**INSTRUÇÃO:** Retome o texto sobre os sinais precoces do diabetes e continue-o a partir da última frase apresentada.

Quando os níveis de glicose no sangue começam a subir silenciosamente, o corpo não permanece em silêncio: em vez disso, envia sinais sutis — mas inequívocos — de alerta. Muitos ainda associam os primeiros estágios do diabetes mellitus apenas à poliúria, polidipsia e fome excessiva. No entanto, alterações aparentemente banais na pele, nos olhos, nos nervos periféricos e até na frequência cardíaca podem ser manifestações precoces de hiperglicemia crônica e resistência à insulina. Esses sinais, frequentemente negligenciados em consultas clínicas rotineiras, são verdadeiros “códigos Morse metabólicos” que merecem atenção imediata.
A pele como biomarcador cutâneo da disfunção glicêmica é um dos indicadores mais acessíveis e objetivos. A acantose nigricans — caracterizada por placas hiperpigmentadas, velutinas e levemente verrucosas, especialmente em pregas cutâneas como pescoço, axilas e região inguinal — é uma expressão cutânea clássica da resistência à insulina. Embora assintomática, essa alteração reflete uma proliferação queratinócita induzida por hiperinsulinemia e constitui um marcador preditivo robusto para risco aumentado de diabetes tipo 2 e síndrome metabólica.

(Registros de dados)
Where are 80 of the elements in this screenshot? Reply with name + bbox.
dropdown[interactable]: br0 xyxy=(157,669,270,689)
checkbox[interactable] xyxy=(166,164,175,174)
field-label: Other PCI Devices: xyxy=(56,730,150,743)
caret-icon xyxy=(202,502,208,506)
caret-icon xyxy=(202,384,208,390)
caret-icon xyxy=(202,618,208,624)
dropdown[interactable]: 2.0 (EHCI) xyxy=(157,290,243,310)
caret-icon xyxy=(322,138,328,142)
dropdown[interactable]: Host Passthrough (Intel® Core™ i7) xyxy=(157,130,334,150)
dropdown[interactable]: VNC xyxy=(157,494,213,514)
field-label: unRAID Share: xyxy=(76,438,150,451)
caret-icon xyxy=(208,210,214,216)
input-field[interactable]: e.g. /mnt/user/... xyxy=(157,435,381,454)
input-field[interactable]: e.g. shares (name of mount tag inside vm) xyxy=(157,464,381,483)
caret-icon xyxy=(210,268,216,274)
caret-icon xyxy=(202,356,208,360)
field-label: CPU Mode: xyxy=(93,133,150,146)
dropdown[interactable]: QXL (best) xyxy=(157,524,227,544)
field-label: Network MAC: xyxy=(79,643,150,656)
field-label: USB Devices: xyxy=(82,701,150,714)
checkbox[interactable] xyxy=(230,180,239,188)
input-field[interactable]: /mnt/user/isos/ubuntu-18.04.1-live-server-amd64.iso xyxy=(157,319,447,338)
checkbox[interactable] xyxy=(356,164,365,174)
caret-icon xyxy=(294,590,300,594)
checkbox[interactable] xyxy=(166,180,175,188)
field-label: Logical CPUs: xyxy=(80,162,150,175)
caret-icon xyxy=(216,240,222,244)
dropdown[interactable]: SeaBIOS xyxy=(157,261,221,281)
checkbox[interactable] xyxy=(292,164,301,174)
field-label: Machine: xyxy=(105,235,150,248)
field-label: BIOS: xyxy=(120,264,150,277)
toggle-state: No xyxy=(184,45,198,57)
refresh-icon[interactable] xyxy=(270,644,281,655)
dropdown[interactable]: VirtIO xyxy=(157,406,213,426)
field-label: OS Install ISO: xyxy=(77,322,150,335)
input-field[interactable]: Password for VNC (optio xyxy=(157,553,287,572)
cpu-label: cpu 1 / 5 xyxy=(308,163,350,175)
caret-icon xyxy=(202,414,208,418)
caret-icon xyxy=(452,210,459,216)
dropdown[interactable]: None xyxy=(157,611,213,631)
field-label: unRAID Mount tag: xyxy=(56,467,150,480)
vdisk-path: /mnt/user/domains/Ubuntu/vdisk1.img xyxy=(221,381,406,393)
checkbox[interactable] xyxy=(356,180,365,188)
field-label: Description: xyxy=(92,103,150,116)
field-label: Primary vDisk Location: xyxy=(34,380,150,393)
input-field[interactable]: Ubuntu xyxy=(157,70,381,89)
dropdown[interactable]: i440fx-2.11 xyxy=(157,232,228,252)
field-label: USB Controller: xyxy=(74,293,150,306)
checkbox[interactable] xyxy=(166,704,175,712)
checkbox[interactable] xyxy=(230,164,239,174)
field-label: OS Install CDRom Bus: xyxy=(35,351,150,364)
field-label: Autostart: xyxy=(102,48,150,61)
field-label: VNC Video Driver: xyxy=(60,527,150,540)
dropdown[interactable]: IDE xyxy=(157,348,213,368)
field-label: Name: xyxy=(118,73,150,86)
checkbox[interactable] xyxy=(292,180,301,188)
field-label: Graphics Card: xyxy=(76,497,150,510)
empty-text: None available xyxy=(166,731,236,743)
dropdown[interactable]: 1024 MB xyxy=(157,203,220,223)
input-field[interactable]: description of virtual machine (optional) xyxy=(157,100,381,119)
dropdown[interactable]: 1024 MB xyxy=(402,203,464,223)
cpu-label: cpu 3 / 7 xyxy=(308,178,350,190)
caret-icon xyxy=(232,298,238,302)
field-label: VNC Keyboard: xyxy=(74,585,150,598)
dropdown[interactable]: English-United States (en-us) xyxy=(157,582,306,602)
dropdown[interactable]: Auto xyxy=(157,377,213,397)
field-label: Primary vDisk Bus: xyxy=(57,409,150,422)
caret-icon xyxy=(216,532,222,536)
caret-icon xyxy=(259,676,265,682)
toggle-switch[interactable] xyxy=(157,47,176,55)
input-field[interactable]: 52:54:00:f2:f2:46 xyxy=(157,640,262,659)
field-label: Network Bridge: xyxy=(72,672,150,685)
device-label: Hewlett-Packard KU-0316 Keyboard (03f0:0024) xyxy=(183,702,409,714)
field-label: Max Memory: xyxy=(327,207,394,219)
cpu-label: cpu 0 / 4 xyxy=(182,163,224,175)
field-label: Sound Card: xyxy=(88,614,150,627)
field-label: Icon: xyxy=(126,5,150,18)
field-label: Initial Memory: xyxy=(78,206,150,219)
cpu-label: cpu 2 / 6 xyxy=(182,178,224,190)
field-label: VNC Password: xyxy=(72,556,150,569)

**ÁREA DE RESPOSTA:**
Outro sinal dermatológico relevante é a recorrência de infecções fúngicas superficiais, particularmente por Candida albicans. Entre elas destacam-se intertrigo interdigital persistente, vaginite candidiásica recidivante e balanite em homens. O ambiente hiperglicêmico favorece o crescimento fúngico ao fornecer substrato energético abundante e comprometer a resposta imune inata local — tornando a pele e as mucosas mais suscetíveis a colonização patogênica.
Nos olhos, os efeitos da glicação avançada já se fazem sentir cedo. Alterações refrativas transitórias — como visão turva ou flutuante, com piora progressiva ao longo do dia — resultam da absorção de água pelo cristalino secundária à hiperglicemia aguda, causando edema e alteração do índice de refração. Já a retinopatia diabética, embora geralmente tardia, pode apresentar sinais precoces: moscas volantes (miodesopsias) ou fotopsias (percepção de clarões) devem ser investigadas com urgência, pois podem indicar micro-hemorragias retinianas, edema macular ou até descolamento de vítreo — todos relacionados à fragilidade vascular induzida pela glicação proteica e estresse oxidativo.
O sistema nervoso periférico também sofre precocemente. A neuropatia diabética sensorial distal simétrica frequentemente começa com parestesias — formigamento, queimação ou dor em "meia e luva" — nas extremidades distais, especialmente dedos dos pés. Essa distribuição "em luva e meia" reflete a vulnerabilidade dos axônios mais longos às lesões metabólicas e isquêmicas. Paralelamente, a neuropatia autonômica pode manifestar-se precocemente com sintomas gastrointestinais: gastroparesia (saciedade precoce, náuseas, distensão abdominal pós-prandial), constipação crônica alternada com episódios de diarreia noturna e disfunção esfincteriana — tudo consequente à disautonomia motora intestinal.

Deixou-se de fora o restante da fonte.